Start

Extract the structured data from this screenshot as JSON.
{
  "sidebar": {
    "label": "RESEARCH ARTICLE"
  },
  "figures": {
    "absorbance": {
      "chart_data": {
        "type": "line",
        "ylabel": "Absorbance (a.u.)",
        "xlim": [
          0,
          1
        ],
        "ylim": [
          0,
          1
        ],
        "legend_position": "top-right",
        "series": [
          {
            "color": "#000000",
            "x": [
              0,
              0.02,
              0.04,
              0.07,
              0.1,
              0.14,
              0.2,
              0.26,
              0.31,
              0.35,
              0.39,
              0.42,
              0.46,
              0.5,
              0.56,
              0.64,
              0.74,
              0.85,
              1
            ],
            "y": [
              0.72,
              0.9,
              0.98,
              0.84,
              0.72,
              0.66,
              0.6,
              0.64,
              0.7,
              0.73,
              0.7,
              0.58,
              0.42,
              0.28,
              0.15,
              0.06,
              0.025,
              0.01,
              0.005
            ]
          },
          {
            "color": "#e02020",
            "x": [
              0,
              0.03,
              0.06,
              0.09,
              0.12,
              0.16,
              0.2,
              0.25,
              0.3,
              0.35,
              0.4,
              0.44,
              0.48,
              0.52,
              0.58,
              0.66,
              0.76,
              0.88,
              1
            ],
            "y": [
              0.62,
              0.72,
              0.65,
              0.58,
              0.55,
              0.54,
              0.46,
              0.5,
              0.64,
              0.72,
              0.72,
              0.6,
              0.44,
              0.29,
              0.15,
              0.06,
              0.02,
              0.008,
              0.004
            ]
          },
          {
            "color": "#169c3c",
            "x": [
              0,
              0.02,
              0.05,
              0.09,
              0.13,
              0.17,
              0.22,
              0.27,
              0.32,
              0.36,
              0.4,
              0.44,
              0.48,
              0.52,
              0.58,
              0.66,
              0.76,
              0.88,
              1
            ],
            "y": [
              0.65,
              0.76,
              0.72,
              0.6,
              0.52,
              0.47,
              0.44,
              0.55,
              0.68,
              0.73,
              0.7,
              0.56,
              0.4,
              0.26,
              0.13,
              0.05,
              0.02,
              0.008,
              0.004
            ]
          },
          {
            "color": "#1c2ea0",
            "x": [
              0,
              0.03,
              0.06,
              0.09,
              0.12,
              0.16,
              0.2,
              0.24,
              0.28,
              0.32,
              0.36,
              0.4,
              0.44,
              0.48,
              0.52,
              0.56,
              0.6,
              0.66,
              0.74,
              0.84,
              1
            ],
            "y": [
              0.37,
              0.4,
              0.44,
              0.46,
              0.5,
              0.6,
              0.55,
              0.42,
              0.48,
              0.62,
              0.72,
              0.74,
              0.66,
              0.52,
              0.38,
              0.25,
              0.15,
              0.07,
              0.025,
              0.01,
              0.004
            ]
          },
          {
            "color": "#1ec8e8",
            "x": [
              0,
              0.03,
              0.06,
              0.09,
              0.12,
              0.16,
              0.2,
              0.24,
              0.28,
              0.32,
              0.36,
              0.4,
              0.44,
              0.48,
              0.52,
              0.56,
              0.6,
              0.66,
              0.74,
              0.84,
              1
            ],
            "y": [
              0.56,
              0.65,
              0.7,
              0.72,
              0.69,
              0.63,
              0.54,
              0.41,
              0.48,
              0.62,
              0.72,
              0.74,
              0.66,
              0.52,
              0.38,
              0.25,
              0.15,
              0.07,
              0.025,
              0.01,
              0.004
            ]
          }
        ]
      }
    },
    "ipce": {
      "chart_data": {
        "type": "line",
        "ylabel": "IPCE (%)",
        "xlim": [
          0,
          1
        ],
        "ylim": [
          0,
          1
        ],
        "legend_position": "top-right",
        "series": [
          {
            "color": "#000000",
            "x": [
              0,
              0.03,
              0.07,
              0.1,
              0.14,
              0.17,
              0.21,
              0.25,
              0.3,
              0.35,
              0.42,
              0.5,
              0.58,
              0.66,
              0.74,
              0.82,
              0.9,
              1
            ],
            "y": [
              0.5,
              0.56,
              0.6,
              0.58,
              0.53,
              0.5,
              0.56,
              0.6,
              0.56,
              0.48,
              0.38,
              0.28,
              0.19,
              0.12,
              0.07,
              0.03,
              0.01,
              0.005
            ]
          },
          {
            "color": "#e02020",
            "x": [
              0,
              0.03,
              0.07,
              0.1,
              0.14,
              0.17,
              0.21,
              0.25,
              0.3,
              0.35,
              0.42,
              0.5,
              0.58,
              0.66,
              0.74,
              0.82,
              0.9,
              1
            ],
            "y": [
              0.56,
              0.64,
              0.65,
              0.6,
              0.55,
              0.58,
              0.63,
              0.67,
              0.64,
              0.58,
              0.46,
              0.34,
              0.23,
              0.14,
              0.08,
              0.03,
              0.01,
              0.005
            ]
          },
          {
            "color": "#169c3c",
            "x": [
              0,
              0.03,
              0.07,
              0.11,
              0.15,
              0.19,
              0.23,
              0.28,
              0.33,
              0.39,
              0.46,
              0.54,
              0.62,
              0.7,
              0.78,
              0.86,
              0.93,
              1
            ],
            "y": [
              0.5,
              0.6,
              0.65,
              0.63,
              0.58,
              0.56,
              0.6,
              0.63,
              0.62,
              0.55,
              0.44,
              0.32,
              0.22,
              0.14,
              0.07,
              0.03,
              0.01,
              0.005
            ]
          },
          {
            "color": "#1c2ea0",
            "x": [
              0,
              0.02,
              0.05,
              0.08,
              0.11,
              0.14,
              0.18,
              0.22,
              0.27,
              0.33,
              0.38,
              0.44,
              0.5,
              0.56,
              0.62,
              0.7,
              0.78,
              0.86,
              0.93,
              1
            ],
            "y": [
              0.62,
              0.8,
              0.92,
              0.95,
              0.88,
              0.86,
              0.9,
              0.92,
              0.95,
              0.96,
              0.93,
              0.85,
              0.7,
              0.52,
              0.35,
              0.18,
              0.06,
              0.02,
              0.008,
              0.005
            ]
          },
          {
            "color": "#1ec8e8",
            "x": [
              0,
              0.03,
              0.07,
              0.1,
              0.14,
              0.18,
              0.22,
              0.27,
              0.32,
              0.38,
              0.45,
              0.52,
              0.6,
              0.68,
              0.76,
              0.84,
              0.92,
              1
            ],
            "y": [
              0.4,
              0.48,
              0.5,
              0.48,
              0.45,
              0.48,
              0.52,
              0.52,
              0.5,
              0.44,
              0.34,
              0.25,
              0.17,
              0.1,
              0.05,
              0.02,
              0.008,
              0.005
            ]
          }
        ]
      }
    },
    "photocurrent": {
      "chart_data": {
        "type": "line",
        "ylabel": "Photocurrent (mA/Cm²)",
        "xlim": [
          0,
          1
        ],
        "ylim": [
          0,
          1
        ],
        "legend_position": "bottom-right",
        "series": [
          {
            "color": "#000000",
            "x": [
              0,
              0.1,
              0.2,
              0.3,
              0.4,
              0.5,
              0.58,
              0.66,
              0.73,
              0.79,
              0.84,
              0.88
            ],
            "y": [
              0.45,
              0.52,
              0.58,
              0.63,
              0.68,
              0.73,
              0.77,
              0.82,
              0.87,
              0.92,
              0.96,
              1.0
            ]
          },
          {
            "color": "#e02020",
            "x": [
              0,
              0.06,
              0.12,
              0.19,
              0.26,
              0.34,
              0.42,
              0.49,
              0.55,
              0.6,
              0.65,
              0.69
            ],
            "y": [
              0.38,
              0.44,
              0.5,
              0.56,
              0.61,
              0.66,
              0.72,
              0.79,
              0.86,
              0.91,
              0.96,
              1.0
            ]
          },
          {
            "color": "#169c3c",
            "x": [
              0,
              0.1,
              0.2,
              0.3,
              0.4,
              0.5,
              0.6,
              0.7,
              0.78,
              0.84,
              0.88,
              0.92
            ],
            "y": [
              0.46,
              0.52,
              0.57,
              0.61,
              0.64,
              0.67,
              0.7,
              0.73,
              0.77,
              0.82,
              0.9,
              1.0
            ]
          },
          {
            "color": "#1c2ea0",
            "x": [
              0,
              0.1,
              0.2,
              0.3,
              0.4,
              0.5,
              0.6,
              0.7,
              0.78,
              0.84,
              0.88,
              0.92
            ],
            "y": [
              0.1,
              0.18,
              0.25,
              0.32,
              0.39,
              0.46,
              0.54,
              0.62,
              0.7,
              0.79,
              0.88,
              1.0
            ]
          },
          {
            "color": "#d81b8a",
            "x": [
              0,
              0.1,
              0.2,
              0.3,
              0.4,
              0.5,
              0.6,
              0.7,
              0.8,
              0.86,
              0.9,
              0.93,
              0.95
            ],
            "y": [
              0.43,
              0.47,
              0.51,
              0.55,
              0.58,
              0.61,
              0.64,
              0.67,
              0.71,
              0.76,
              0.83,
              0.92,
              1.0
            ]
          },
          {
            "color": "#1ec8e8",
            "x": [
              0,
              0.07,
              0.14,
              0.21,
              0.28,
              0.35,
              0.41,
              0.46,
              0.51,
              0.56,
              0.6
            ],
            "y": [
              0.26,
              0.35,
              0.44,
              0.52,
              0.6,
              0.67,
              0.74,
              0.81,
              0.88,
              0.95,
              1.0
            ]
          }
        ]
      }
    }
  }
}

End
Start

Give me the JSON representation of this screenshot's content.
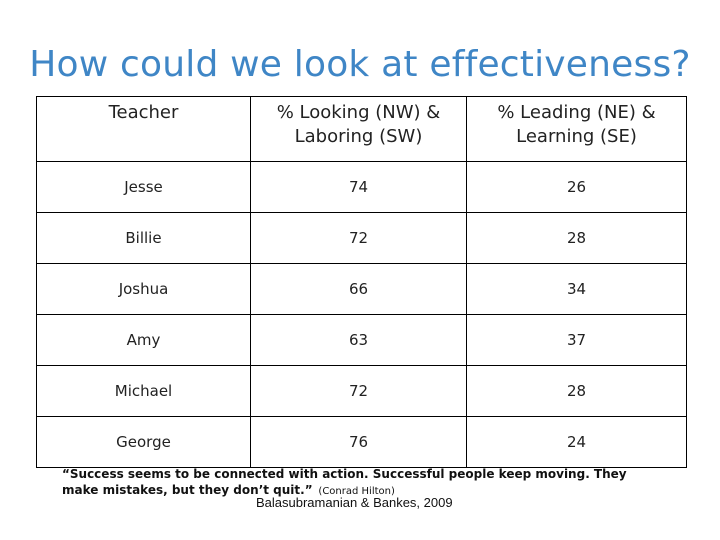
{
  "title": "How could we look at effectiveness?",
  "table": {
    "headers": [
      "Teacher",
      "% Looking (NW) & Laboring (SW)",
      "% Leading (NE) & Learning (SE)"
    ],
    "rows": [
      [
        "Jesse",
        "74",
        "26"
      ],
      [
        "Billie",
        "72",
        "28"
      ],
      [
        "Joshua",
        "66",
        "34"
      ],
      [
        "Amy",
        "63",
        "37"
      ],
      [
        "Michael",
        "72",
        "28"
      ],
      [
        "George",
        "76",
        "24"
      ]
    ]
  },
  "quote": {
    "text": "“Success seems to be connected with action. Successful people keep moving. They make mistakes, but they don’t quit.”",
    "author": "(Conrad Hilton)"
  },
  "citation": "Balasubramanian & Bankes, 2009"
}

End
Start

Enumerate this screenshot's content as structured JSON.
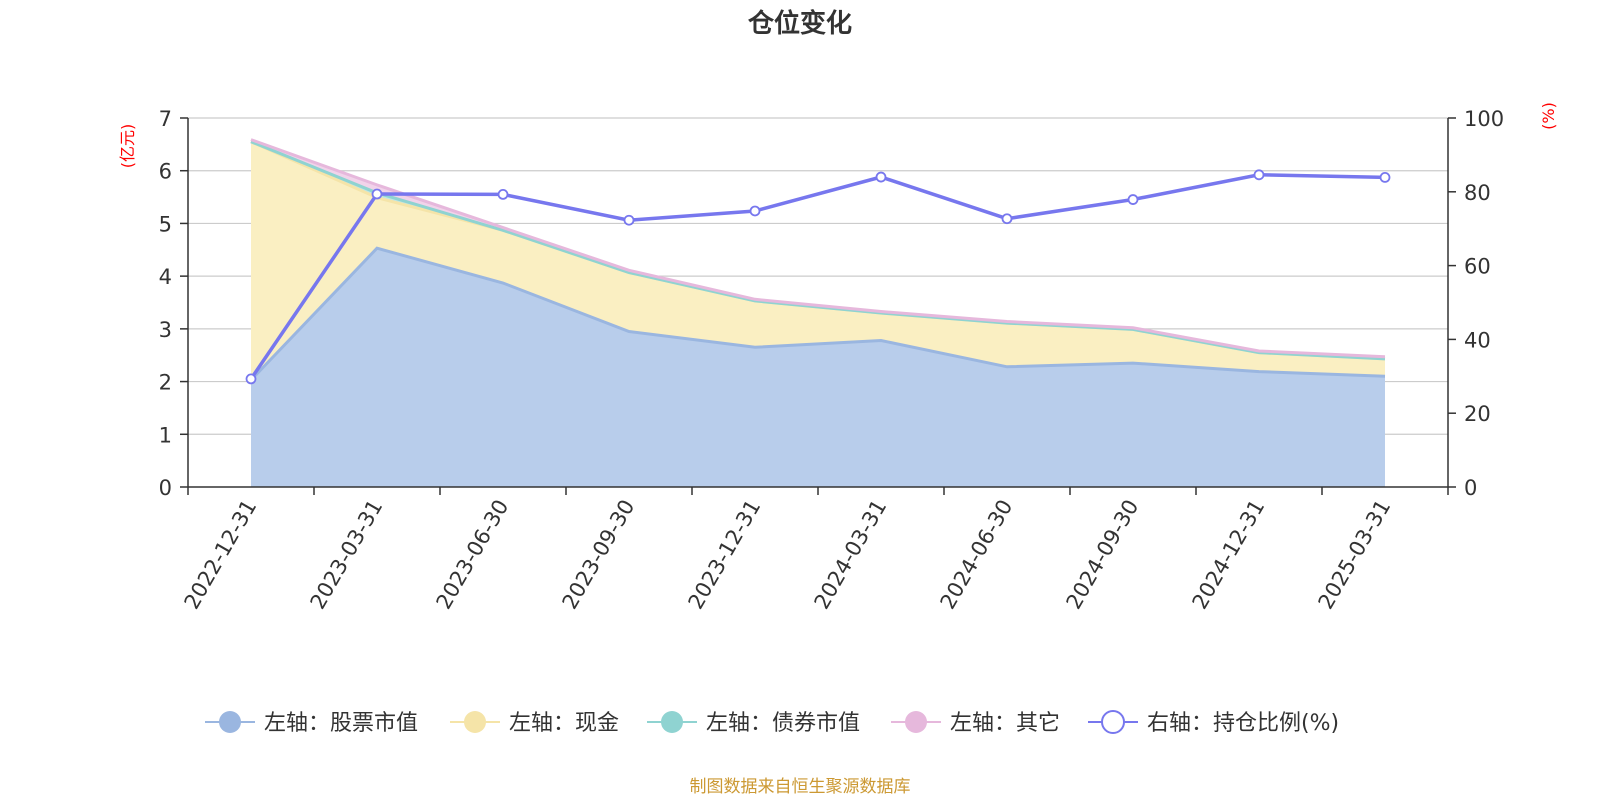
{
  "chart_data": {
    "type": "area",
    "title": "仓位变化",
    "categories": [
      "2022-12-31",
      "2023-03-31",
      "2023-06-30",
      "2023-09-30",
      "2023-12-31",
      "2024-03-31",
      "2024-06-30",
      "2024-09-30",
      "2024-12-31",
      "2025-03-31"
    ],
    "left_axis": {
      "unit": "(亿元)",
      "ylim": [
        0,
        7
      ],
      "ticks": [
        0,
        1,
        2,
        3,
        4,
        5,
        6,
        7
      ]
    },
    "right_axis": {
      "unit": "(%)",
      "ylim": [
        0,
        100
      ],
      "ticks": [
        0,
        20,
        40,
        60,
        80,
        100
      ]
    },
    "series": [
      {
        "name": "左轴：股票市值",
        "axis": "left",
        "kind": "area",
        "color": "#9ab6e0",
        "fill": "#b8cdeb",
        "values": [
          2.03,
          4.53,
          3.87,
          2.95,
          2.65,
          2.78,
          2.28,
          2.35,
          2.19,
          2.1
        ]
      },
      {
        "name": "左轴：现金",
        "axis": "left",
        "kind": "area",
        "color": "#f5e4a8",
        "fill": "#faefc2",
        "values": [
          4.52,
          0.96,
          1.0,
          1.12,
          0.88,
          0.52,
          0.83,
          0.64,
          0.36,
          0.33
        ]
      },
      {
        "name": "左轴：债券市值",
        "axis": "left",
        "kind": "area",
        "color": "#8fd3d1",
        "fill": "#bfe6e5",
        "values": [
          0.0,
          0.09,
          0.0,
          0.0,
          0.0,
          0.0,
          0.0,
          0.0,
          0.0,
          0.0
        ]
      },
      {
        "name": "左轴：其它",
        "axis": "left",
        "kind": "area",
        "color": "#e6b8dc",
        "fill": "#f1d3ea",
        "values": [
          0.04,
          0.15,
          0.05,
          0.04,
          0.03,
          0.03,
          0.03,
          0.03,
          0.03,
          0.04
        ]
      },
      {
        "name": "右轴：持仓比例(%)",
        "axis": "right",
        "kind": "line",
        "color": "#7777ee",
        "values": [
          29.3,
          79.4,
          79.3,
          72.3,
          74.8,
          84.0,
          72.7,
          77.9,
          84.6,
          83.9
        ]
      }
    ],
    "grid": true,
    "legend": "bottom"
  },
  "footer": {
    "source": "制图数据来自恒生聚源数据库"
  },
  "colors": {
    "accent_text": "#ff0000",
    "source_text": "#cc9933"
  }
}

End

### TASK TO CARRY OUT
Isolate the lines above that contain the word "this" and copy them.

### RESPONSE BELOW
Extract the structured data from this screenshot as JSON.
Give me the JSON representation of this screenshot's content.
Enumerate this screenshot's content as structured JSON.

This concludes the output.